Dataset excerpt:
★ ★ ★ ★ ★ ★ ★

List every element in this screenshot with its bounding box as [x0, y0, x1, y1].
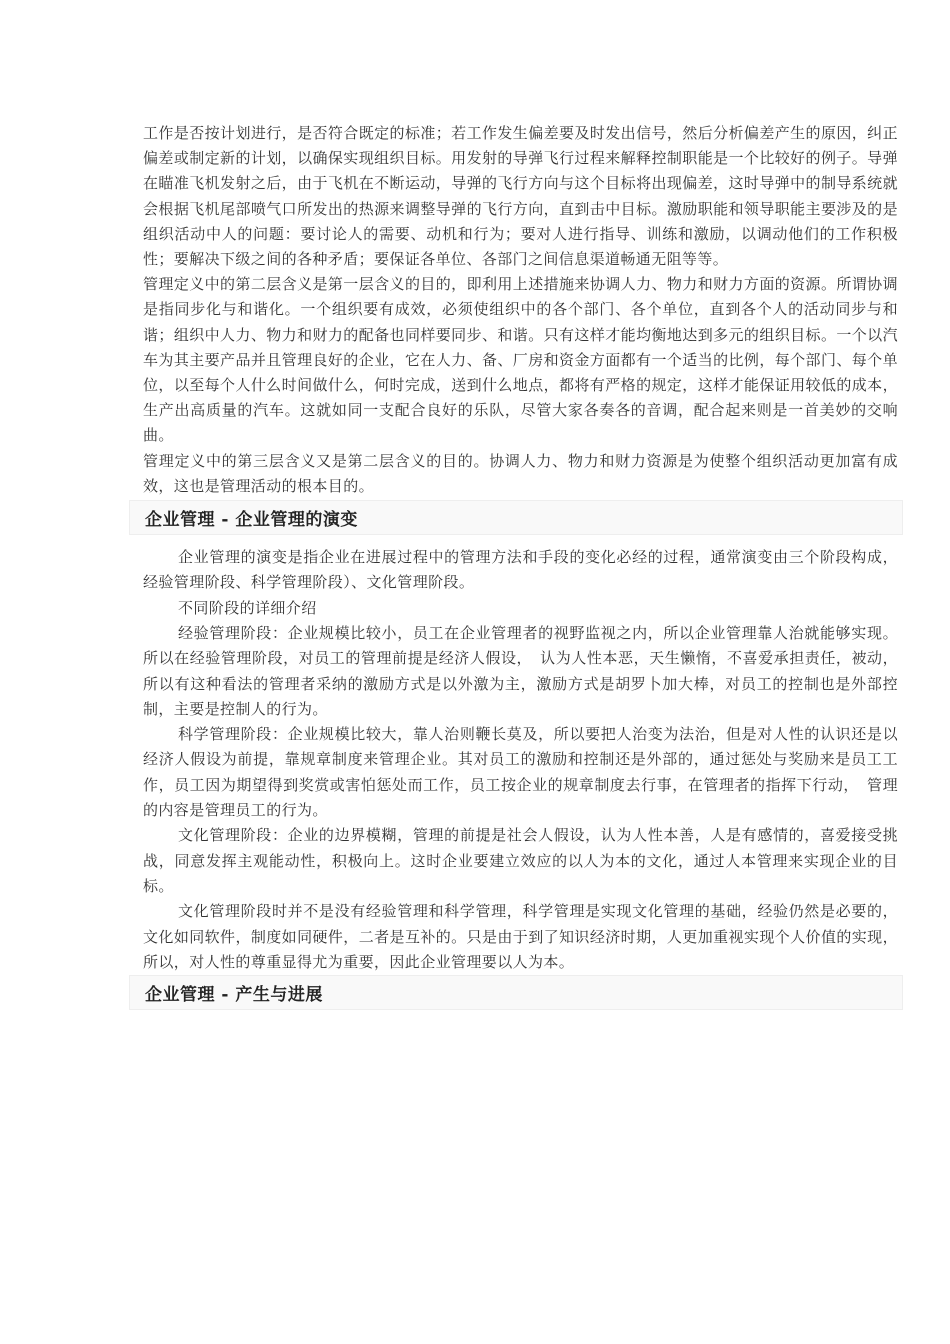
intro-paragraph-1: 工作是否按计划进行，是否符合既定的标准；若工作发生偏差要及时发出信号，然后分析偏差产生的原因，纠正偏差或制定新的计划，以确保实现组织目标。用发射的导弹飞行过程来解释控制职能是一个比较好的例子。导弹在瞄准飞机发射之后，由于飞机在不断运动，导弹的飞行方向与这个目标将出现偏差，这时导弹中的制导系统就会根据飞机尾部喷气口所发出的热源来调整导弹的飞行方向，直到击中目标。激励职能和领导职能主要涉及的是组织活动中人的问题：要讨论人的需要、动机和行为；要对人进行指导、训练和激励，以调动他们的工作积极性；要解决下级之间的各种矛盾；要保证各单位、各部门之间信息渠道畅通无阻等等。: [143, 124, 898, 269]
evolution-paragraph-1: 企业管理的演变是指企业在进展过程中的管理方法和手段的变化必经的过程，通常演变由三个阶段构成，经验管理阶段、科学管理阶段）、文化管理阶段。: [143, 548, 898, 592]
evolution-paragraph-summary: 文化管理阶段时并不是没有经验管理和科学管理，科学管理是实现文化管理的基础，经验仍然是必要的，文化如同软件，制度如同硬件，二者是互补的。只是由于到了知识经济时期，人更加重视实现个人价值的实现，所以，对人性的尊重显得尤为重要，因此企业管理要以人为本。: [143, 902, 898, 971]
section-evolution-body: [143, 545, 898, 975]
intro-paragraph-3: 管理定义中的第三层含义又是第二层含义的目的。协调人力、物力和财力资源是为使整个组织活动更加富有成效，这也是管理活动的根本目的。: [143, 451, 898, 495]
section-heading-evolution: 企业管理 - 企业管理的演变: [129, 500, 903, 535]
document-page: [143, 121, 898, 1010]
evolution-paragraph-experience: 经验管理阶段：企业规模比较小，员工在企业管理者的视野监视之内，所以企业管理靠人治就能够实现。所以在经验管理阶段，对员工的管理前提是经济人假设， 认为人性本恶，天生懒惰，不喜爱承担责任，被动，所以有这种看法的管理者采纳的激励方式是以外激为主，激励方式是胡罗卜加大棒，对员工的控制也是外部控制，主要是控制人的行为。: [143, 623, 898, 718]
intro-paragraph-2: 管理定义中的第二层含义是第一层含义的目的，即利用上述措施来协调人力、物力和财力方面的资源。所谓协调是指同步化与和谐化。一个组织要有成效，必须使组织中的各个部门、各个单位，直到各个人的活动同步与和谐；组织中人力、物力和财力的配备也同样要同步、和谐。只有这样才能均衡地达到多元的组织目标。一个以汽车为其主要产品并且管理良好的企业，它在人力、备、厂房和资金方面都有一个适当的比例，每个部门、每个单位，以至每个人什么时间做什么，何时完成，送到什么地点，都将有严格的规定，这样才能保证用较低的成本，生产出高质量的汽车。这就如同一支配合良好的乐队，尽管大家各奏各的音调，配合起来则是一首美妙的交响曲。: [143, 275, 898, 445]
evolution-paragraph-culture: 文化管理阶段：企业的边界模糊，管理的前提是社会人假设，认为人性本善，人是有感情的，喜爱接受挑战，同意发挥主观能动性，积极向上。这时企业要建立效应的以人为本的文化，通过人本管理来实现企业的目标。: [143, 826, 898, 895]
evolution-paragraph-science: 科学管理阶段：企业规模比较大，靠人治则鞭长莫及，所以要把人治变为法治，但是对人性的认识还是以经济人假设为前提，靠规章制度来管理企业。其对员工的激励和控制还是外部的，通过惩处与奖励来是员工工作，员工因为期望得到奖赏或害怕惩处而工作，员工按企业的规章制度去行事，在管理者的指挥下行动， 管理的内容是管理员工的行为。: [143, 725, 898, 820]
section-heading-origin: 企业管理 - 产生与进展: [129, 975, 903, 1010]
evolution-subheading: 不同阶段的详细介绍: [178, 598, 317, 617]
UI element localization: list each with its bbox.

★ ★ ★ ★ ★ ★ ★

### Objective
Copy out every line of the rows above without any alteration, omitting the pictures.

### Worked solution
List every element in this screenshot with its bounding box as [x0, y0, x1, y1].
intro-paragraph-1: 工作是否按计划进行，是否符合既定的标准；若工作发生偏差要及时发出信号，然后分析偏差产生的原因，纠正偏差或制定新的计划，以确保实现组织目标。用发射的导弹飞行过程来解释控制职能是一个比较好的例子。导弹在瞄准飞机发射之后，由于飞机在不断运动，导弹的飞行方向与这个目标将出现偏差，这时导弹中的制导系统就会根据飞机尾部喷气口所发出的热源来调整导弹的飞行方向，直到击中目标。激励职能和领导职能主要涉及的是组织活动中人的问题：要讨论人的需要、动机和行为；要对人进行指导、训练和激励，以调动他们的工作积极性；要解决下级之间的各种矛盾；要保证各单位、各部门之间信息渠道畅通无阻等等。: [143, 124, 898, 269]
evolution-paragraph-1: 企业管理的演变是指企业在进展过程中的管理方法和手段的变化必经的过程，通常演变由三个阶段构成，经验管理阶段、科学管理阶段）、文化管理阶段。: [143, 548, 898, 592]
evolution-paragraph-summary: 文化管理阶段时并不是没有经验管理和科学管理，科学管理是实现文化管理的基础，经验仍然是必要的，文化如同软件，制度如同硬件，二者是互补的。只是由于到了知识经济时期，人更加重视实现个人价值的实现，所以，对人性的尊重显得尤为重要，因此企业管理要以人为本。: [143, 902, 898, 971]
section-evolution-body: [143, 545, 898, 975]
intro-paragraph-3: 管理定义中的第三层含义又是第二层含义的目的。协调人力、物力和财力资源是为使整个组织活动更加富有成效，这也是管理活动的根本目的。: [143, 451, 898, 495]
section-heading-evolution: 企业管理 - 企业管理的演变: [129, 500, 903, 535]
document-page: [143, 121, 898, 1010]
evolution-paragraph-experience: 经验管理阶段：企业规模比较小，员工在企业管理者的视野监视之内，所以企业管理靠人治就能够实现。所以在经验管理阶段，对员工的管理前提是经济人假设， 认为人性本恶，天生懒惰，不喜爱承担责任，被动，所以有这种看法的管理者采纳的激励方式是以外激为主，激励方式是胡罗卜加大棒，对员工的控制也是外部控制，主要是控制人的行为。: [143, 623, 898, 718]
intro-paragraph-2: 管理定义中的第二层含义是第一层含义的目的，即利用上述措施来协调人力、物力和财力方面的资源。所谓协调是指同步化与和谐化。一个组织要有成效，必须使组织中的各个部门、各个单位，直到各个人的活动同步与和谐；组织中人力、物力和财力的配备也同样要同步、和谐。只有这样才能均衡地达到多元的组织目标。一个以汽车为其主要产品并且管理良好的企业，它在人力、备、厂房和资金方面都有一个适当的比例，每个部门、每个单位，以至每个人什么时间做什么，何时完成，送到什么地点，都将有严格的规定，这样才能保证用较低的成本，生产出高质量的汽车。这就如同一支配合良好的乐队，尽管大家各奏各的音调，配合起来则是一首美妙的交响曲。: [143, 275, 898, 445]
evolution-paragraph-culture: 文化管理阶段：企业的边界模糊，管理的前提是社会人假设，认为人性本善，人是有感情的，喜爱接受挑战，同意发挥主观能动性，积极向上。这时企业要建立效应的以人为本的文化，通过人本管理来实现企业的目标。: [143, 826, 898, 895]
evolution-paragraph-science: 科学管理阶段：企业规模比较大，靠人治则鞭长莫及，所以要把人治变为法治，但是对人性的认识还是以经济人假设为前提，靠规章制度来管理企业。其对员工的激励和控制还是外部的，通过惩处与奖励来是员工工作，员工因为期望得到奖赏或害怕惩处而工作，员工按企业的规章制度去行事，在管理者的指挥下行动， 管理的内容是管理员工的行为。: [143, 725, 898, 820]
section-heading-origin: 企业管理 - 产生与进展: [129, 975, 903, 1010]
evolution-subheading: 不同阶段的详细介绍: [178, 598, 317, 617]
UI element localization: list each with its bbox.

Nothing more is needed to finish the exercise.